··· PROVIDED RECORDS

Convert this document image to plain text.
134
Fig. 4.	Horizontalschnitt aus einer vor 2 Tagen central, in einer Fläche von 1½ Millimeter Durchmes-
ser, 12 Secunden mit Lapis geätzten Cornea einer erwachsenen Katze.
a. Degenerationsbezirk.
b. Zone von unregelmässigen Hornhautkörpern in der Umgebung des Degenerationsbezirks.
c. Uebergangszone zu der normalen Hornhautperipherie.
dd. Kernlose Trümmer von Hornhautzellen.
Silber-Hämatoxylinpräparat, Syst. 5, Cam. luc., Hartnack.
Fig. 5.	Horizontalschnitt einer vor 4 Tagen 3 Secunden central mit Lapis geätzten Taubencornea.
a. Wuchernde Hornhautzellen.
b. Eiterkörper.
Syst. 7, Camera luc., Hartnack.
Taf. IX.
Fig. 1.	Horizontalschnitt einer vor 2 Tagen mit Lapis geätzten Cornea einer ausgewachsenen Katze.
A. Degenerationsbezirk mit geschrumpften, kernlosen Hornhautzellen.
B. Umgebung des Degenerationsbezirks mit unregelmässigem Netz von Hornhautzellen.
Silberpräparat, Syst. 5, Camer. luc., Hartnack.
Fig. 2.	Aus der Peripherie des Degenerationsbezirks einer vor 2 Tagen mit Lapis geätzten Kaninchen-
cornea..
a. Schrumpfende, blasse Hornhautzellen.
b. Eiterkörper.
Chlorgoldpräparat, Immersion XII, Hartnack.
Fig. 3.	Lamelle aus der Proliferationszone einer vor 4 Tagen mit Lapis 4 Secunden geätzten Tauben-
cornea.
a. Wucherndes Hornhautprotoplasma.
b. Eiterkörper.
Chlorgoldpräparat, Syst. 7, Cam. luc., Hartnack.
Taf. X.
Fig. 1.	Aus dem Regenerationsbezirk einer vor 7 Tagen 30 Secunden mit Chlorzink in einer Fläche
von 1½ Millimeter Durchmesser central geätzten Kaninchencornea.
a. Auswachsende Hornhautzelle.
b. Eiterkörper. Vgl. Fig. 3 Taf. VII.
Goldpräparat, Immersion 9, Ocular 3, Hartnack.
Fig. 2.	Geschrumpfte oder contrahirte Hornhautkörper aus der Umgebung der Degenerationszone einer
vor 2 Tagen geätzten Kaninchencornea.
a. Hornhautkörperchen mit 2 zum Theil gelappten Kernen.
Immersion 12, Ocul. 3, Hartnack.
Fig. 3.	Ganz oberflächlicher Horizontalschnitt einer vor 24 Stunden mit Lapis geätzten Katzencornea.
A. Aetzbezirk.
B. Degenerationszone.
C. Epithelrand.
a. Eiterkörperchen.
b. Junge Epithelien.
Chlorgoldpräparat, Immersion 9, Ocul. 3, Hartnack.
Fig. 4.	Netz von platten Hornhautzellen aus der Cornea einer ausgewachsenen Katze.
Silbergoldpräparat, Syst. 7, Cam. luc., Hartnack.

······

STATED TASK -
Quote every entry exactly.

TASK RESULT -
Convert this document image to plain text.
134
Fig. 4.	Horizontalschnitt aus einer vor 2 Tagen central, in einer Fläche von 1½ Millimeter Durchmes-
ser, 12 Secunden mit Lapis geätzten Cornea einer erwachsenen Katze.
a. Degenerationsbezirk.
b. Zone von unregelmässigen Hornhautkörpern in der Umgebung des Degenerationsbezirks.
c. Uebergangszone zu der normalen Hornhautperipherie.
dd. Kernlose Trümmer von Hornhautzellen.
Silber-Hämatoxylinpräparat, Syst. 5, Cam. luc., Hartnack.
Fig. 5.	Horizontalschnitt einer vor 4 Tagen 3 Secunden central mit Lapis geätzten Taubencornea.
a. Wuchernde Hornhautzellen.
b. Eiterkörper.
Syst. 7, Camera luc., Hartnack.
Taf. IX.
Fig. 1.	Horizontalschnitt einer vor 2 Tagen mit Lapis geätzten Cornea einer ausgewachsenen Katze.
A. Degenerationsbezirk mit geschrumpften, kernlosen Hornhautzellen.
B. Umgebung des Degenerationsbezirks mit unregelmässigem Netz von Hornhautzellen.
Silberpräparat, Syst. 5, Camer. luc., Hartnack.
Fig. 2.	Aus der Peripherie des Degenerationsbezirks einer vor 2 Tagen mit Lapis geätzten Kaninchen-
cornea..
a. Schrumpfende, blasse Hornhautzellen.
b. Eiterkörper.
Chlorgoldpräparat, Immersion XII, Hartnack.
Fig. 3.	Lamelle aus der Proliferationszone einer vor 4 Tagen mit Lapis 4 Secunden geätzten Tauben-
cornea.
a. Wucherndes Hornhautprotoplasma.
b. Eiterkörper.
Chlorgoldpräparat, Syst. 7, Cam. luc., Hartnack.
Taf. X.
Fig. 1.	Aus dem Regenerationsbezirk einer vor 7 Tagen 30 Secunden mit Chlorzink in einer Fläche
von 1½ Millimeter Durchmesser central geätzten Kaninchencornea.
a. Auswachsende Hornhautzelle.
b. Eiterkörper. Vgl. Fig. 3 Taf. VII.
Goldpräparat, Immersion 9, Ocular 3, Hartnack.
Fig. 2.	Geschrumpfte oder contrahirte Hornhautkörper aus der Umgebung der Degenerationszone einer
vor 2 Tagen geätzten Kaninchencornea.
a. Hornhautkörperchen mit 2 zum Theil gelappten Kernen.
Immersion 12, Ocul. 3, Hartnack.
Fig. 3.	Ganz oberflächlicher Horizontalschnitt einer vor 24 Stunden mit Lapis geätzten Katzencornea.
A. Aetzbezirk.
B. Degenerationszone.
C. Epithelrand.
a. Eiterkörperchen.
b. Junge Epithelien.
Chlorgoldpräparat, Immersion 9, Ocul. 3, Hartnack.
Fig. 4.	Netz von platten Hornhautzellen aus der Cornea einer ausgewachsenen Katze.
Silbergoldpräparat, Syst. 7, Cam. luc., Hartnack.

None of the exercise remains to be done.